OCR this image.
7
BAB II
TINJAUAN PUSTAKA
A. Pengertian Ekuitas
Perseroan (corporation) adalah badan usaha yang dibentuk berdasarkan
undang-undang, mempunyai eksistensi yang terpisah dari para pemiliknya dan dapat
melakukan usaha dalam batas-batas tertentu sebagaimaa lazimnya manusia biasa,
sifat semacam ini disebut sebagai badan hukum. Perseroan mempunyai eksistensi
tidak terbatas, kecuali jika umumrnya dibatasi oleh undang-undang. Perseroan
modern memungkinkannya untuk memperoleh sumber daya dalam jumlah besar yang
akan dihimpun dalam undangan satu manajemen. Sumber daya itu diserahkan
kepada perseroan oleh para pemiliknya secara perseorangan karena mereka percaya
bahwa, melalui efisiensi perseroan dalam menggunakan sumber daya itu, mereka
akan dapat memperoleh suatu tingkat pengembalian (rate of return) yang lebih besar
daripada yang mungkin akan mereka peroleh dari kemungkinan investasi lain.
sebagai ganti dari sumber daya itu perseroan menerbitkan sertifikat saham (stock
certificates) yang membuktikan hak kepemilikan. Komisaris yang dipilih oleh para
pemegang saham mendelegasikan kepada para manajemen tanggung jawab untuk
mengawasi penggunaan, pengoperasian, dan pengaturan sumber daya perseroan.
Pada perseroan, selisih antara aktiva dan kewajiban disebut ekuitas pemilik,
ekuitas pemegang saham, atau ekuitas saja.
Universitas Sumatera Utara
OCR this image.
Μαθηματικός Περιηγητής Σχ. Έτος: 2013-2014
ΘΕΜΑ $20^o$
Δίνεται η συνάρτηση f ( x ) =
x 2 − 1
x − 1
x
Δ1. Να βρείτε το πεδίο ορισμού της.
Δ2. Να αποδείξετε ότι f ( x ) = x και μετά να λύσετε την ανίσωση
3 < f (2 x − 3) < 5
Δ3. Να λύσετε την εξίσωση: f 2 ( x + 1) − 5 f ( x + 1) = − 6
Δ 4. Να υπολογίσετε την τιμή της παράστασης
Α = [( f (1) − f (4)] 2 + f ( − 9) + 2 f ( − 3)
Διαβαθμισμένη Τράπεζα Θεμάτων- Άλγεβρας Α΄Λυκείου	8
·····
◆ **Task brief**
Copy every line that includes the string "untuk" from the material above.

◆ **Response below**
modern memungkinkannya untuk memperoleh sumber daya dalam jumlah besar yang
pemegang saham mendelegasikan kepada para manajemen tanggung jawab untuk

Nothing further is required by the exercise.